Set exercise: Show all lines from the data that include the word "Главы".

(Extracted records)
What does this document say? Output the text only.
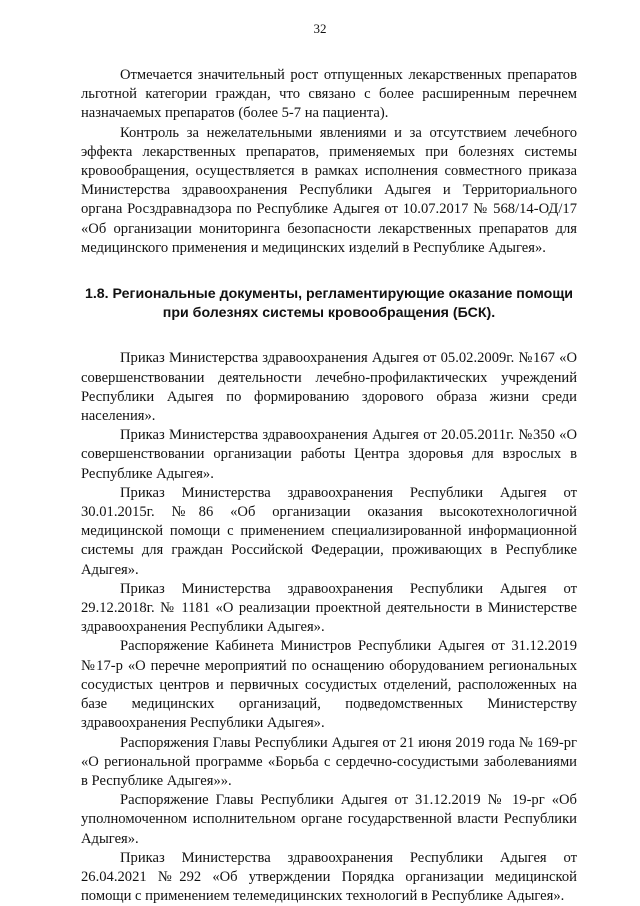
32

Отмечается значительный рост отпущенных лекарственных препаратов льготной категории граждан, что связано с более расширенным перечнем назначаемых препаратов (более 5-7 на пациента).

Контроль за нежелательными явлениями и за отсутствием лечебного эффекта лекарственных препаратов, применяемых при болезнях системы кровообращения, осуществляется в рамках исполнения совместного приказа Министерства здравоохранения Республики Адыгея и Территориального органа Росздравнадзора по Республике Адыгея от 10.07.2017 № 568/14-ОД/17 «Об организации мониторинга безопасности лекарственных препаратов для медицинского применения и медицинских изделий в Республике Адыгея».

1.8. Региональные документы, регламентирующие оказание помощи при болезнях системы кровообращения (БСК).

Приказ Министерства здравоохранения Адыгея от 05.02.2009г. №167 «О совершенствовании деятельности лечебно-профилактических учреждений Республики Адыгея по формированию здорового образа жизни среди населения».

Приказ Министерства здравоохранения Адыгея от 20.05.2011г. №350 «О совершенствовании организации работы Центра здоровья для взрослых в Республике Адыгея».

Приказ Министерства здравоохранения Республики Адыгея от 30.01.2015г. №86 «Об организации оказания высокотехнологичной медицинской помощи с применением специализированной информационной системы для граждан Российской Федерации, проживающих в Республике Адыгея».

Приказ Министерства здравоохранения Республики Адыгея от 29.12.2018г. № 1181 «О реализации проектной деятельности в Министерстве здравоохранения Республики Адыгея».

Распоряжение Кабинета Министров Республики Адыгея от 31.12.2019 №17-р «О перечне мероприятий по оснащению оборудованием региональных сосудистых центров и первичных сосудистых отделений, расположенных на базе медицинских организаций, подведомственных Министерству здравоохранения Республики Адыгея».

Распоряжения Главы Республики Адыгея от 21 июня 2019 года № 169-рг «О региональной программе «Борьба с сердечно-сосудистыми заболеваниями в Республике Адыгея»».

Распоряжение Главы Республики Адыгея от 31.12.2019 № 19-рг «Об уполномоченном исполнительном органе государственной власти Республики Адыгея».

Приказ Министерства здравоохранения Республики Адыгея от 26.04.2021 №292 «Об утверждении Порядка организации медицинской помощи с применением телемедицинских технологий в Республике Адыгея».
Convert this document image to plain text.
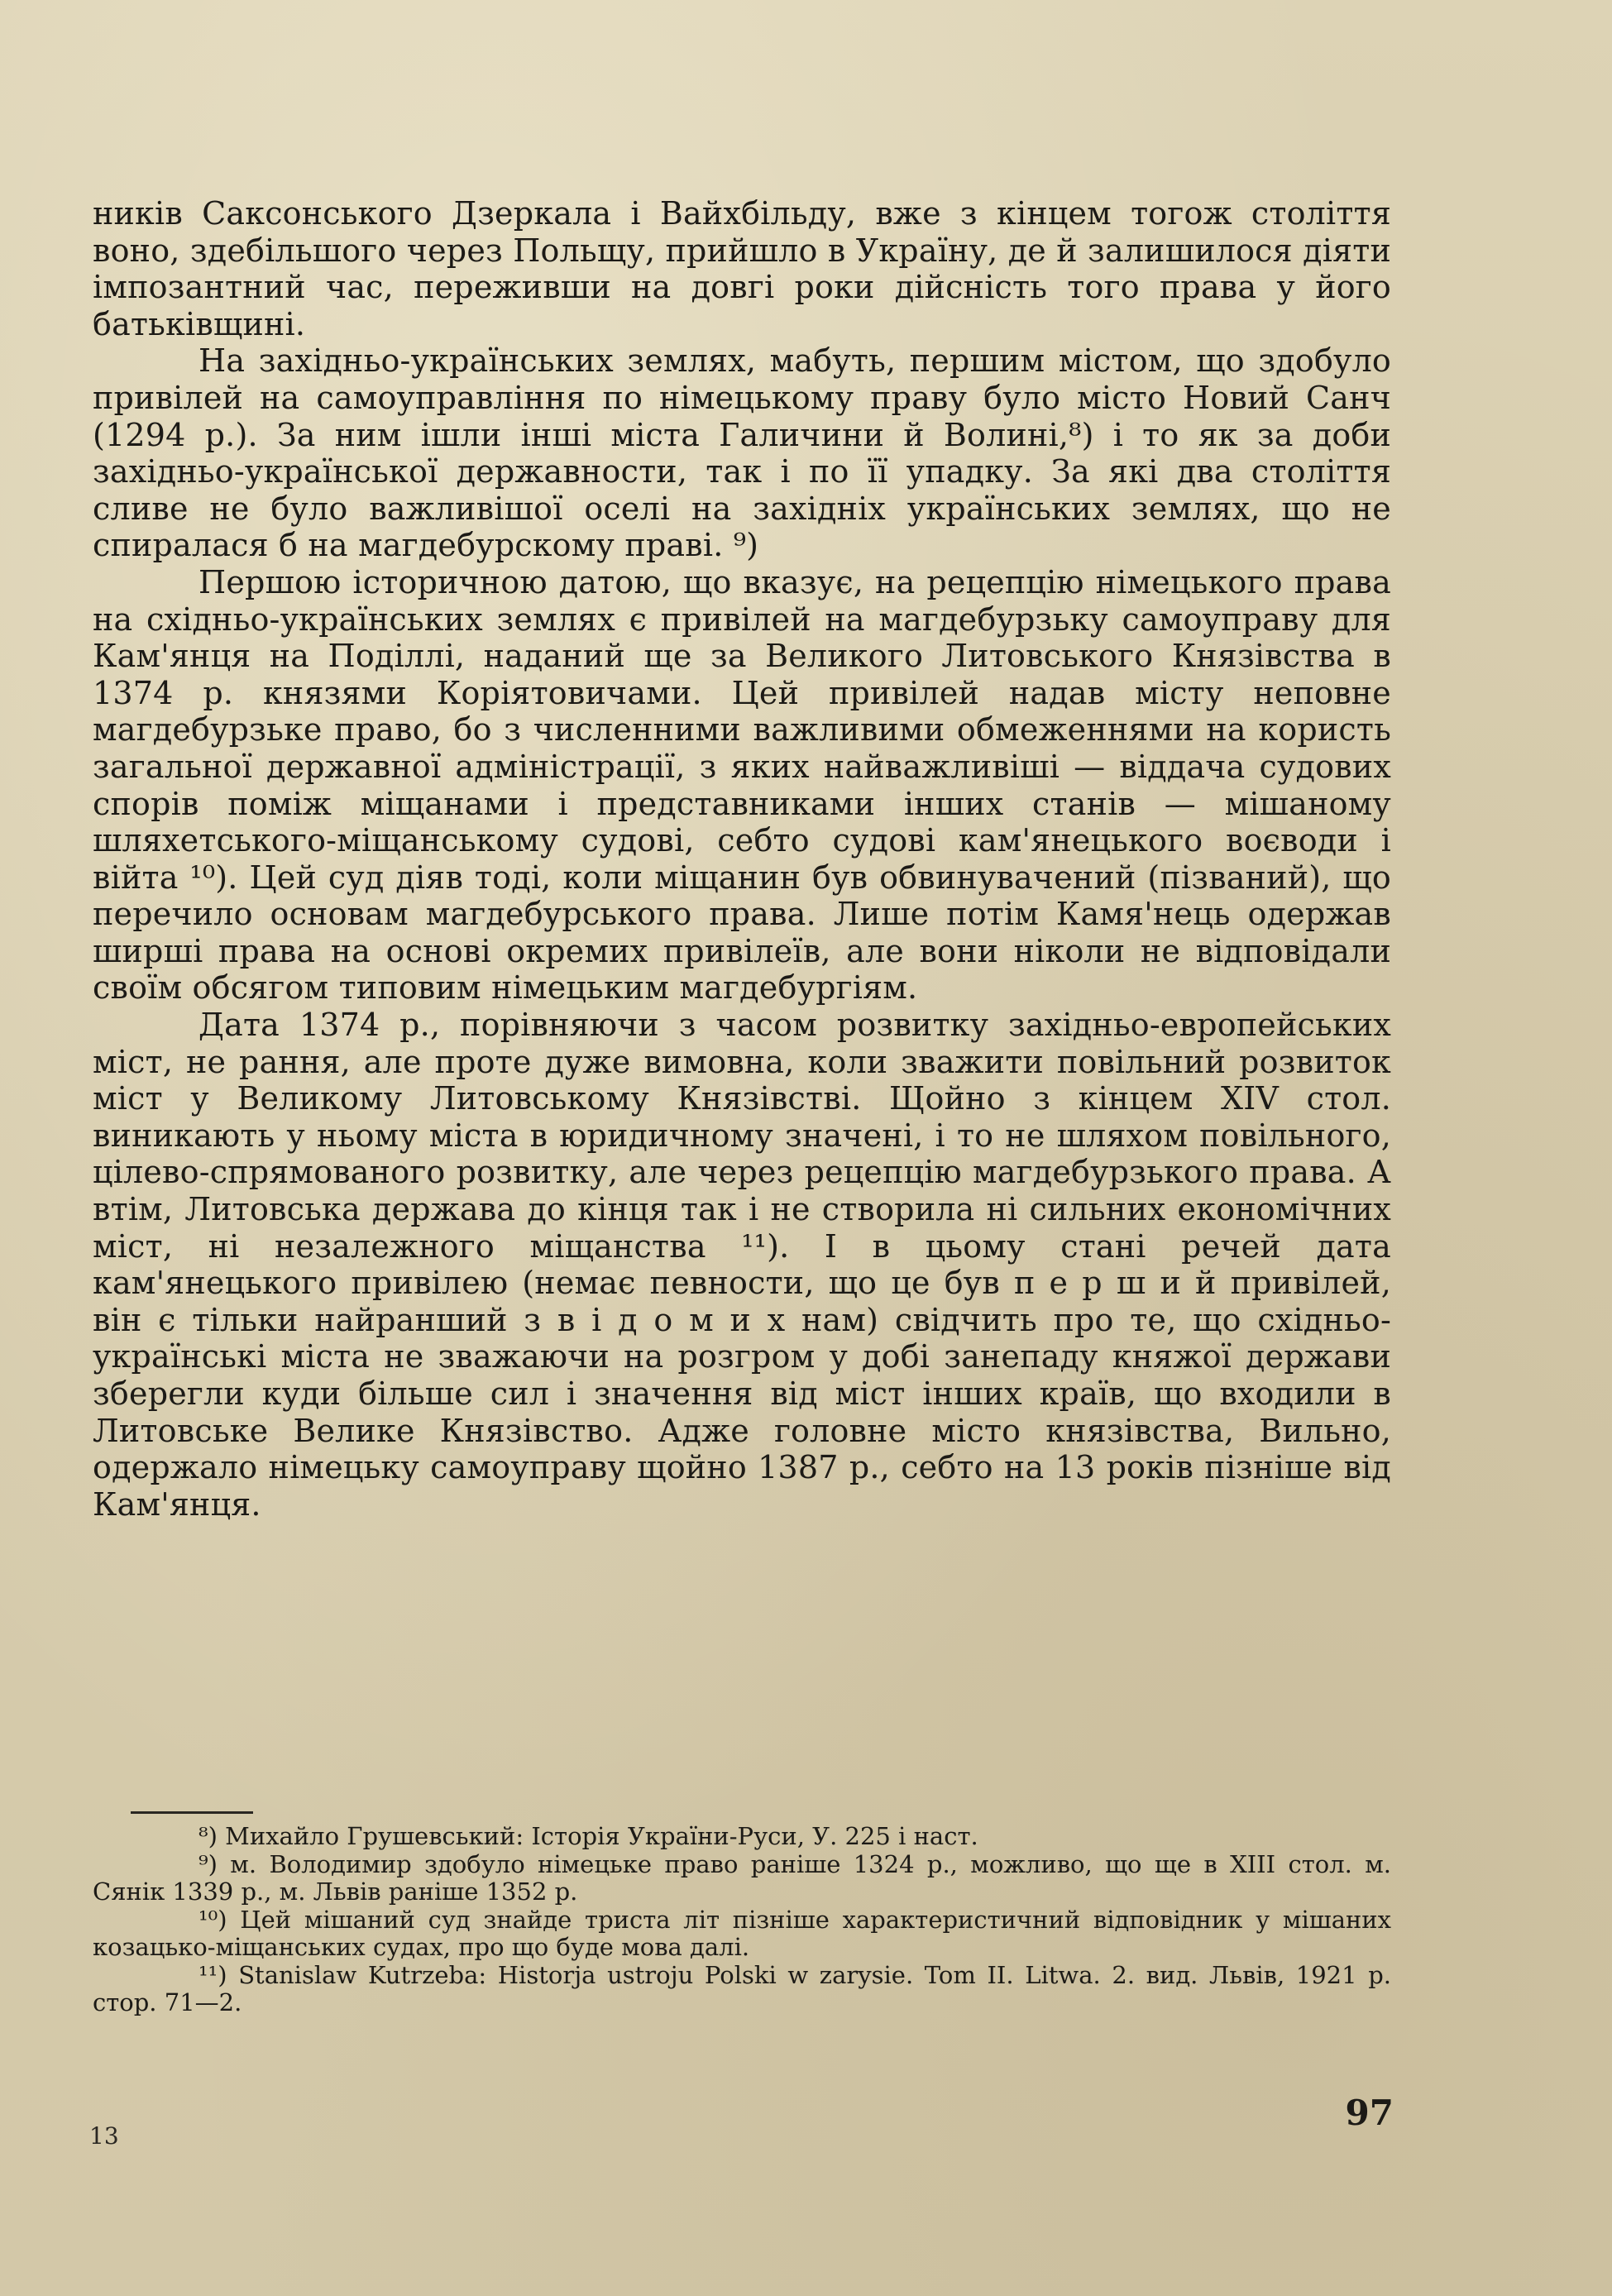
ників Саксонського Дзеркала і Вайхбільду, вже з кінцем тогож століття воно, здебільшого через Польщу, прийшло в Україну, де й залишилося діяти імпозантний час, переживши на довгі роки дійсність того права у його батьківщині.

На західньо-українських землях, мабуть, першим містом, що здобуло привілей на самоуправління по німецькому праву було місто Новий Санч (1294 р.). За ним ішли інші міста Галичини й Волині,⁸) і то як за доби західньо-української державности, так і по її упадку. За які два століття сливе не було важливішої оселі на західніх українських землях, що не спиралася б на магдебурскому праві. ⁹)

Першою історичною датою, що вказує, на рецепцію німецького права на східньо-українських землях є привілей на магдебурзьку самоуправу для Кам'янця на Поділлі, наданий ще за Великого Литовського Князівства в 1374 р. князями Коріятовичами. Цей привілей надав місту неповне магдебурзьке право, бо з численними важливими обмеженнями на користь загальної державної адміністрації, з яких найважливіші — віддача судових спорів поміж міщанами і представниками інших станів — мішаному шляхетського-міщанському судові, себто судові кам'янецького воєводи і війта ¹⁰). Цей суд діяв тоді, коли міщанин був обвинувачений (пізваний), що перечило основам магдебурського права. Лише потім Камя'нець одержав ширші права на основі окремих привілеїв, але вони ніколи не відповідали своїм обсягом типовим німецьким магдебургіям.

Дата 1374 р., порівняючи з часом розвитку західньо-европейських міст, не рання, але проте дуже вимовна, коли зважити повільний розвиток міст у Великому Литовському Князівстві. Щойно з кінцем XIV стол. виникають у ньому міста в юридичному значені, і то не шляхом повільного, цілево-спрямованого розвитку, але через рецепцію магдебурзького права. А втім, Литовська держава до кінця так і не створила ні сильних економічних міст, ні незалежного міщанства ¹¹). І в цьому стані речей дата кам'янецького привілею (немає певности, що це був п е р ш и й привілей, він є тільки найранший з в і д о м и х нам) свідчить про те, що східньо-українські міста не зважаючи на розгром у добі занепаду княжої держави зберегли куди більше сил і значення від міст інших країв, що входили в Литовське Велике Князівство. Адже головне місто князівства, Вильно, одержало німецьку самоуправу щойно 1387 р., себто на 13 років пізніше від Кам'янця.

⁸) Михайло Грушевський: Історія України-Руси, У. 225 і наст.

⁹) м. Володимир здобуло німецьке право раніше 1324 р., можливо, що ще в XIII стол. м. Сянік 1339 р., м. Львів раніше 1352 р.

¹⁰) Цей мішаний суд знайде триста літ пізніше характеристичний відповідник у мішаних козацько-міщанських судах, про що буде мова далі.

¹¹) Stanislaw Kutrzeba: Historja ustroju Polski w zarysie. Tom II. Litwa. 2. вид. Львів, 1921 р. стор. 71—2.

13
97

Result of this task:
Распоряжения Главы Республики Адыгея от 21 июня 2019 года № 169-рг «О региональной программе «Борьба с сердечно-сосудистыми заболеваниями в Республике Адыгея»».
Распоряжение Главы Республики Адыгея от 31.12.2019 № 19-рг «Об уполномоченном исполнительном органе государственной власти Республики Адыгея».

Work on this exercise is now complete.